§ THE RECORDS:
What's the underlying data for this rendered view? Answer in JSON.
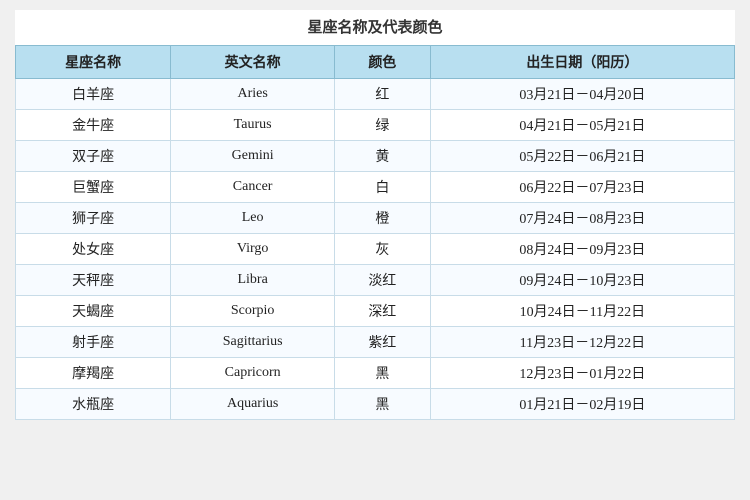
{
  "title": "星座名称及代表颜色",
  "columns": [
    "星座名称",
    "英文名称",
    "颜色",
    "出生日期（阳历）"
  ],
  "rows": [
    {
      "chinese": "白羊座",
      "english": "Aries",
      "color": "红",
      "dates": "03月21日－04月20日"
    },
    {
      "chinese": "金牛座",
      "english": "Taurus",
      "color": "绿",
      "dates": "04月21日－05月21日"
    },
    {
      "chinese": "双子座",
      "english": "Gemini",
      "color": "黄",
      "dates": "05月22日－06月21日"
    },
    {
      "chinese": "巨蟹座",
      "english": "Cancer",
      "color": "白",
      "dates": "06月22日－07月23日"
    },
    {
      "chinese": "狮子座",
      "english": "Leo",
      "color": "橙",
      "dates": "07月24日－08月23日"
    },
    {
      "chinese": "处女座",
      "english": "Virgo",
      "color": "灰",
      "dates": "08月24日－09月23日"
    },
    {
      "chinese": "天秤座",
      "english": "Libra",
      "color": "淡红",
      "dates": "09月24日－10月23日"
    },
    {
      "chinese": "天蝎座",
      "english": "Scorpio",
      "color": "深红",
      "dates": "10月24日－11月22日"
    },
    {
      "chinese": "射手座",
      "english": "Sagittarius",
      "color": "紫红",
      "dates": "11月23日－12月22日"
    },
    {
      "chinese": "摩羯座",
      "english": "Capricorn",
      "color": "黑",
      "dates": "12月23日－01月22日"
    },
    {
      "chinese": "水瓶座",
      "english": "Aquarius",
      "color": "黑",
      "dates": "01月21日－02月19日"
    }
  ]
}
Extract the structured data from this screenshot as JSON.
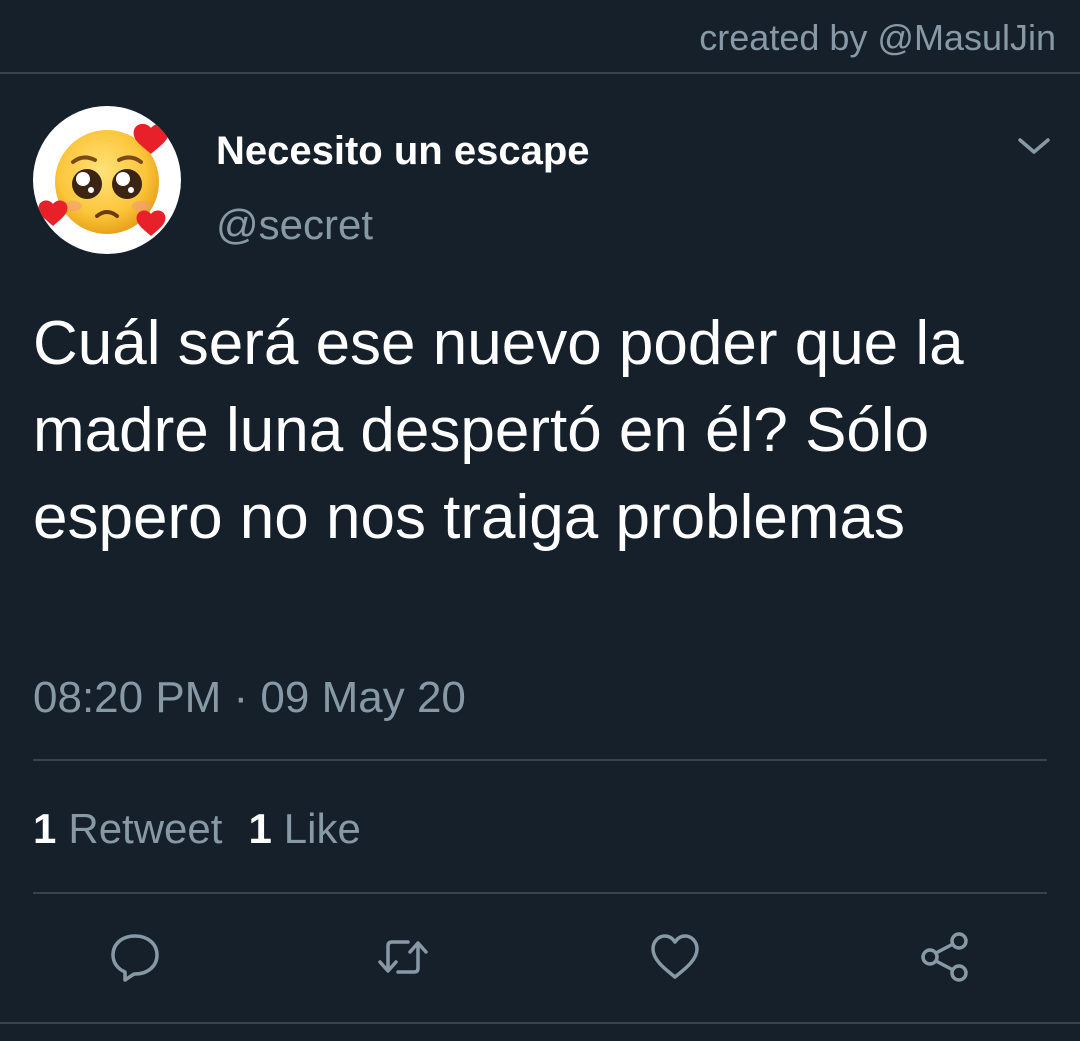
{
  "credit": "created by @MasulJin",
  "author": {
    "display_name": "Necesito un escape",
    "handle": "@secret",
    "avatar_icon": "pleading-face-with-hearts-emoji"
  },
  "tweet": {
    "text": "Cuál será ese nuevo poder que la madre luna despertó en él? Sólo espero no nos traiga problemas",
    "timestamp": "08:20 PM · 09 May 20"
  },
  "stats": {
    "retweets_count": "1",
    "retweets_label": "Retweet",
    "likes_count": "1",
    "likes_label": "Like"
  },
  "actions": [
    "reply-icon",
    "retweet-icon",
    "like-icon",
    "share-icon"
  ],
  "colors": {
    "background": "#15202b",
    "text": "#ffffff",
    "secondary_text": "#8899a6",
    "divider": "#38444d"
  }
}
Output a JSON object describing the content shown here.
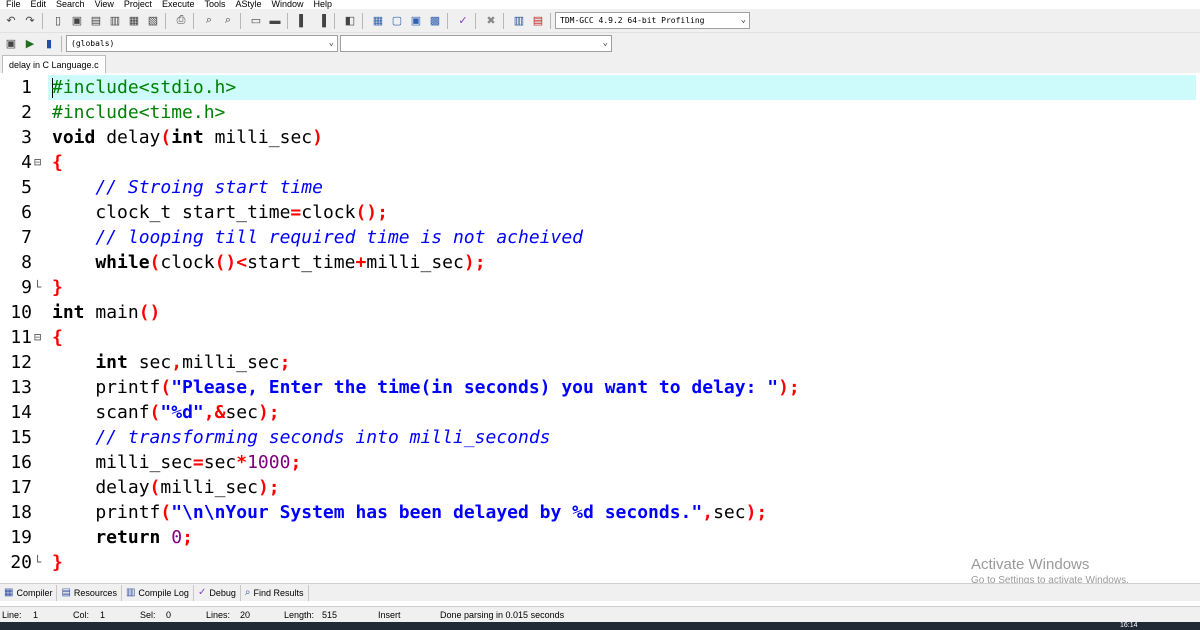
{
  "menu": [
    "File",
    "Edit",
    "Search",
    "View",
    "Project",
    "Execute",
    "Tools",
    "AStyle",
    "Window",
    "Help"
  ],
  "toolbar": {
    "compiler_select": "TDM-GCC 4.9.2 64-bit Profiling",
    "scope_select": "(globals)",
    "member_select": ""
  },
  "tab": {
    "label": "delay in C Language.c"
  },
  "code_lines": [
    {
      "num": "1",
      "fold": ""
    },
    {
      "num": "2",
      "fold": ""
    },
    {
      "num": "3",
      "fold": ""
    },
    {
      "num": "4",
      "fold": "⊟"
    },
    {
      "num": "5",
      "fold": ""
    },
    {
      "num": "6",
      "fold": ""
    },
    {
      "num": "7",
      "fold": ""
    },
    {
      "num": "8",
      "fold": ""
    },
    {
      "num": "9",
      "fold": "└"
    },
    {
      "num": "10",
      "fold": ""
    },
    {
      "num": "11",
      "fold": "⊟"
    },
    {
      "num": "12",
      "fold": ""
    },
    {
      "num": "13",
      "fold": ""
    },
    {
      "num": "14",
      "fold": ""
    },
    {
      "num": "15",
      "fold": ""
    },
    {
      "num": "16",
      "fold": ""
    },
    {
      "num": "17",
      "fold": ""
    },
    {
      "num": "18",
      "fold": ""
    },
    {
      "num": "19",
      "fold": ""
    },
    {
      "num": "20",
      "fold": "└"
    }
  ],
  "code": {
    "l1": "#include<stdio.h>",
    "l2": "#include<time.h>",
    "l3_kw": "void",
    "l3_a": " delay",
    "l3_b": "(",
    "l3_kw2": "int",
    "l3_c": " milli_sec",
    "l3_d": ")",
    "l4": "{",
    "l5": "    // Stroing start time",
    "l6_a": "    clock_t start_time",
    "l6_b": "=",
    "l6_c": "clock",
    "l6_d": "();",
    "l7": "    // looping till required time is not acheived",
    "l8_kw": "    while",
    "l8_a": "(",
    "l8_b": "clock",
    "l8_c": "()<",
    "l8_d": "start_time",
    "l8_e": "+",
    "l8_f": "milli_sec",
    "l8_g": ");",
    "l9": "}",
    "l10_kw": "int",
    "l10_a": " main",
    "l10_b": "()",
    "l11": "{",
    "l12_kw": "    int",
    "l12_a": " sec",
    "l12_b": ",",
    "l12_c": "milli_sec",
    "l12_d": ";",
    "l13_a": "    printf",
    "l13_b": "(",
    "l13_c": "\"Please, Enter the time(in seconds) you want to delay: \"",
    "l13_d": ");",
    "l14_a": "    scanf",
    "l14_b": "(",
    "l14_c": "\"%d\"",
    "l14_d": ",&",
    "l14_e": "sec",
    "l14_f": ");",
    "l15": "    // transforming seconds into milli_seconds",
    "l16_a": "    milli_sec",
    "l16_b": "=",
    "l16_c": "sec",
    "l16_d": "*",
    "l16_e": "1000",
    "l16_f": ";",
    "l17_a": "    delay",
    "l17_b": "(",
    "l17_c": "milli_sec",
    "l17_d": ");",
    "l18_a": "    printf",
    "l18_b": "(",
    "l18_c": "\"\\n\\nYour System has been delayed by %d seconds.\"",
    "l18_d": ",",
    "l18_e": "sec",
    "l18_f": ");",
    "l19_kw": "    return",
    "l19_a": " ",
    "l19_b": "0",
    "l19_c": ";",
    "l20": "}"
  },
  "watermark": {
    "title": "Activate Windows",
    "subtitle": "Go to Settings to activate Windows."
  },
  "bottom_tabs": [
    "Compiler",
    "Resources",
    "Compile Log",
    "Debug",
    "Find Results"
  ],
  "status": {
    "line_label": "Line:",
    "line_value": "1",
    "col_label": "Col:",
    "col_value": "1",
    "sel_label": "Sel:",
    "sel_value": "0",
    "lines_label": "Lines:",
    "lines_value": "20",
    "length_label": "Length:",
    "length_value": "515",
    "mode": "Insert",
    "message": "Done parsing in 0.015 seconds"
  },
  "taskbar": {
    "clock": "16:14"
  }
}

§ TASK: Take the listing and print it again exactly, but without any pictures.

§ EXERCISE RESPONSE:
What's the underlying data for this rendered view? Answer in JSON.
{
  "title": "星座名称及代表颜色",
  "columns": [
    "星座名称",
    "英文名称",
    "颜色",
    "出生日期（阳历）"
  ],
  "rows": [
    {
      "chinese": "白羊座",
      "english": "Aries",
      "color": "红",
      "dates": "03月21日－04月20日"
    },
    {
      "chinese": "金牛座",
      "english": "Taurus",
      "color": "绿",
      "dates": "04月21日－05月21日"
    },
    {
      "chinese": "双子座",
      "english": "Gemini",
      "color": "黄",
      "dates": "05月22日－06月21日"
    },
    {
      "chinese": "巨蟹座",
      "english": "Cancer",
      "color": "白",
      "dates": "06月22日－07月23日"
    },
    {
      "chinese": "狮子座",
      "english": "Leo",
      "color": "橙",
      "dates": "07月24日－08月23日"
    },
    {
      "chinese": "处女座",
      "english": "Virgo",
      "color": "灰",
      "dates": "08月24日－09月23日"
    },
    {
      "chinese": "天秤座",
      "english": "Libra",
      "color": "淡红",
      "dates": "09月24日－10月23日"
    },
    {
      "chinese": "天蝎座",
      "english": "Scorpio",
      "color": "深红",
      "dates": "10月24日－11月22日"
    },
    {
      "chinese": "射手座",
      "english": "Sagittarius",
      "color": "紫红",
      "dates": "11月23日－12月22日"
    },
    {
      "chinese": "摩羯座",
      "english": "Capricorn",
      "color": "黑",
      "dates": "12月23日－01月22日"
    },
    {
      "chinese": "水瓶座",
      "english": "Aquarius",
      "color": "黑",
      "dates": "01月21日－02月19日"
    }
  ]
}
Extract the structured data from this screenshot as JSON.
{
  "credit": "created by @MasulJin",
  "author": {
    "display_name": "Necesito un escape",
    "handle": "@secret",
    "avatar_icon": "pleading-face-with-hearts-emoji"
  },
  "tweet": {
    "text": "Cuál será ese nuevo poder que la madre luna despertó en él? Sólo espero no nos traiga problemas",
    "timestamp": "08:20 PM · 09 May 20"
  },
  "stats": {
    "retweets_count": "1",
    "retweets_label": "Retweet",
    "likes_count": "1",
    "likes_label": "Like"
  },
  "actions": [
    "reply-icon",
    "retweet-icon",
    "like-icon",
    "share-icon"
  ],
  "colors": {
    "background": "#15202b",
    "text": "#ffffff",
    "secondary_text": "#8899a6",
    "divider": "#38444d"
  }
}
Output a JSON object describing the content shown here.
{
  "menu": [
    "File",
    "Edit",
    "Search",
    "View",
    "Project",
    "Execute",
    "Tools",
    "AStyle",
    "Window",
    "Help"
  ],
  "toolbar": {
    "compiler_select": "TDM-GCC 4.9.2 64-bit Profiling",
    "scope_select": "(globals)",
    "member_select": ""
  },
  "tab": {
    "label": "delay in C Language.c"
  },
  "code_lines": [
    {
      "num": "1",
      "fold": ""
    },
    {
      "num": "2",
      "fold": ""
    },
    {
      "num": "3",
      "fold": ""
    },
    {
      "num": "4",
      "fold": "⊟"
    },
    {
      "num": "5",
      "fold": ""
    },
    {
      "num": "6",
      "fold": ""
    },
    {
      "num": "7",
      "fold": ""
    },
    {
      "num": "8",
      "fold": ""
    },
    {
      "num": "9",
      "fold": "└"
    },
    {
      "num": "10",
      "fold": ""
    },
    {
      "num": "11",
      "fold": "⊟"
    },
    {
      "num": "12",
      "fold": ""
    },
    {
      "num": "13",
      "fold": ""
    },
    {
      "num": "14",
      "fold": ""
    },
    {
      "num": "15",
      "fold": ""
    },
    {
      "num": "16",
      "fold": ""
    },
    {
      "num": "17",
      "fold": ""
    },
    {
      "num": "18",
      "fold": ""
    },
    {
      "num": "19",
      "fold": ""
    },
    {
      "num": "20",
      "fold": "└"
    }
  ],
  "code": {
    "l1": "#include<stdio.h>",
    "l2": "#include<time.h>",
    "l3_kw": "void",
    "l3_a": " delay",
    "l3_b": "(",
    "l3_kw2": "int",
    "l3_c": " milli_sec",
    "l3_d": ")",
    "l4": "{",
    "l5": "    // Stroing start time",
    "l6_a": "    clock_t start_time",
    "l6_b": "=",
    "l6_c": "clock",
    "l6_d": "();",
    "l7": "    // looping till required time is not acheived",
    "l8_kw": "    while",
    "l8_a": "(",
    "l8_b": "clock",
    "l8_c": "()<",
    "l8_d": "start_time",
    "l8_e": "+",
    "l8_f": "milli_sec",
    "l8_g": ");",
    "l9": "}",
    "l10_kw": "int",
    "l10_a": " main",
    "l10_b": "()",
    "l11": "{",
    "l12_kw": "    int",
    "l12_a": " sec",
    "l12_b": ",",
    "l12_c": "milli_sec",
    "l12_d": ";",
    "l13_a": "    printf",
    "l13_b": "(",
    "l13_c": "\"Please, Enter the time(in seconds) you want to delay: \"",
    "l13_d": ");",
    "l14_a": "    scanf",
    "l14_b": "(",
    "l14_c": "\"%d\"",
    "l14_d": ",&",
    "l14_e": "sec",
    "l14_f": ");",
    "l15": "    // transforming seconds into milli_seconds",
    "l16_a": "    milli_sec",
    "l16_b": "=",
    "l16_c": "sec",
    "l16_d": "*",
    "l16_e": "1000",
    "l16_f": ";",
    "l17_a": "    delay",
    "l17_b": "(",
    "l17_c": "milli_sec",
    "l17_d": ");",
    "l18_a": "    printf",
    "l18_b": "(",
    "l18_c": "\"\\n\\nYour System has been delayed by %d seconds.\"",
    "l18_d": ",",
    "l18_e": "sec",
    "l18_f": ");",
    "l19_kw": "    return",
    "l19_a": " ",
    "l19_b": "0",
    "l19_c": ";",
    "l20": "}"
  },
  "watermark": {
    "title": "Activate Windows",
    "subtitle": "Go to Settings to activate Windows."
  },
  "bottom_tabs": [
    "Compiler",
    "Resources",
    "Compile Log",
    "Debug",
    "Find Results"
  ],
  "status": {
    "line_label": "Line:",
    "line_value": "1",
    "col_label": "Col:",
    "col_value": "1",
    "sel_label": "Sel:",
    "sel_value": "0",
    "lines_label": "Lines:",
    "lines_value": "20",
    "length_label": "Length:",
    "length_value": "515",
    "mode": "Insert",
    "message": "Done parsing in 0.015 seconds"
  },
  "taskbar": {
    "clock": "16:14"
  }
}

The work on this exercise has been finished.